> Given entries
-- START --

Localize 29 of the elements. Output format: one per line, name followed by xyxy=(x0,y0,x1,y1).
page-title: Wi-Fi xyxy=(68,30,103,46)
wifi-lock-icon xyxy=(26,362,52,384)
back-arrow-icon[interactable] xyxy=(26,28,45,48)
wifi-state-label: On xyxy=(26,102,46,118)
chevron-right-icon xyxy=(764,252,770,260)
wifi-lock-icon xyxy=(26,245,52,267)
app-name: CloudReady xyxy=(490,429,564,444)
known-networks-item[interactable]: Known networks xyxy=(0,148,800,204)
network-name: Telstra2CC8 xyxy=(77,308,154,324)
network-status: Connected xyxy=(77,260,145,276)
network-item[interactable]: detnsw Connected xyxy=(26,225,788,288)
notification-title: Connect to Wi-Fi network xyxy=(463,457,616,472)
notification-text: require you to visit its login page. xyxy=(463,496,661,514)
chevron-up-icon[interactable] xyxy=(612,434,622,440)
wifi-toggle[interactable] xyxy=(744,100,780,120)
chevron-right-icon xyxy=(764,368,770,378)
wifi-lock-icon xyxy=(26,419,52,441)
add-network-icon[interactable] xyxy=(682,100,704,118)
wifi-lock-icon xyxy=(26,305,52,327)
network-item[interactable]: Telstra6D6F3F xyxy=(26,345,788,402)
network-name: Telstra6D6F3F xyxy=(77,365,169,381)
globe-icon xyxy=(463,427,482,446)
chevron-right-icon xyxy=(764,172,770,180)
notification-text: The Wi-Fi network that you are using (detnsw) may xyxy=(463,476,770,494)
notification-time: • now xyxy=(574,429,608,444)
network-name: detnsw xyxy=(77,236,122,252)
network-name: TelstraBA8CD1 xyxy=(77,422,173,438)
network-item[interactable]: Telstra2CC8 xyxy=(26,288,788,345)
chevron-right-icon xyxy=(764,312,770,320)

-- END --

Return, unchanged, every line of the entries from the first one through the line holding "wifi-lock-icon xyxy=(26,245,52,267)", including both.

> Task solution
Localize 29 of the elements. Output format: one per line, name followed by xyxy=(x0,y0,x1,y1).
page-title: Wi-Fi xyxy=(68,30,103,46)
wifi-lock-icon xyxy=(26,362,52,384)
back-arrow-icon[interactable] xyxy=(26,28,45,48)
wifi-state-label: On xyxy=(26,102,46,118)
chevron-right-icon xyxy=(764,252,770,260)
wifi-lock-icon xyxy=(26,245,52,267)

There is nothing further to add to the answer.